Reproduce all of the material word for word.

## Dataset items
====
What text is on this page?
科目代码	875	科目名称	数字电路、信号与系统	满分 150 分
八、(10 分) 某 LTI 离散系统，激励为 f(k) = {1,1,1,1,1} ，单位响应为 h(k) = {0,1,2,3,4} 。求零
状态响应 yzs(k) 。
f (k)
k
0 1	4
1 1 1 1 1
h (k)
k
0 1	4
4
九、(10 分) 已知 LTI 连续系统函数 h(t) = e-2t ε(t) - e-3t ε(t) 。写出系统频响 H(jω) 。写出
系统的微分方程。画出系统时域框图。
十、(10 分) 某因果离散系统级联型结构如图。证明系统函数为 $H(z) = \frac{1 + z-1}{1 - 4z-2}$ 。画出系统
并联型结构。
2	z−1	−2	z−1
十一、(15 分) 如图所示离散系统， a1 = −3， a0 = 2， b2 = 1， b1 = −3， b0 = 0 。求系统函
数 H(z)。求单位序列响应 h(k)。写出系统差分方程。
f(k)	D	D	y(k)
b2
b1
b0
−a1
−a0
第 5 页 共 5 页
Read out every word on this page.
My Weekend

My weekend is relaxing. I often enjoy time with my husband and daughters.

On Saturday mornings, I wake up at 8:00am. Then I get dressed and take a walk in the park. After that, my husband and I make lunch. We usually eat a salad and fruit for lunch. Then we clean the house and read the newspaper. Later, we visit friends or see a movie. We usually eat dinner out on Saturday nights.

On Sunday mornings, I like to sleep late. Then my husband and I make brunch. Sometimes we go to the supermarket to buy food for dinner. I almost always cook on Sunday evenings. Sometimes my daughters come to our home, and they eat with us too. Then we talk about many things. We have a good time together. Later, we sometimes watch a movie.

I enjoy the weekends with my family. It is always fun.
====
## SOLUTION TO THIS TASK
What text is on this page?
科目代码	875	科目名称	数字电路、信号与系统	满分 150 分
八、(10 分) 某 LTI 离散系统，激励为 f(k) = {1,1,1,1,1} ，单位响应为 h(k) = {0,1,2,3,4} 。求零
状态响应 yzs(k) 。
f (k)
k
0 1	4
1 1 1 1 1
h (k)
k
0 1	4
4
九、(10 分) 已知 LTI 连续系统函数 h(t) = e-2t ε(t) - e-3t ε(t) 。写出系统频响 H(jω) 。写出
系统的微分方程。画出系统时域框图。
十、(10 分) 某因果离散系统级联型结构如图。证明系统函数为 $H(z) = \frac{1 + z-1}{1 - 4z-2}$ 。画出系统
并联型结构。
2	z−1	−2	z−1
十一、(15 分) 如图所示离散系统， a1 = −3， a0 = 2， b2 = 1， b1 = −3， b0 = 0 。求系统函
数 H(z)。求单位序列响应 h(k)。写出系统差分方程。
f(k)	D	D	y(k)
b2
b1
b0
−a1
−a0
第 5 页 共 5 页
Read out every word on this page.
My Weekend

My weekend is relaxing. I often enjoy time with my husband and daughters.

On Saturday mornings, I wake up at 8:00am. Then I get dressed and take a walk in the park. After that, my husband and I make lunch. We usually eat a salad and fruit for lunch. Then we clean the house and read the newspaper. Later, we visit friends or see a movie. We usually eat dinner out on Saturday nights.

On Sunday mornings, I like to sleep late. Then my husband and I make brunch. Sometimes we go to the supermarket to buy food for dinner. I almost always cook on Sunday evenings. Sometimes my daughters come to our home, and they eat with us too. Then we talk about many things. We have a good time together. Later, we sometimes watch a movie.

I enjoy the weekends with my family. It is always fun.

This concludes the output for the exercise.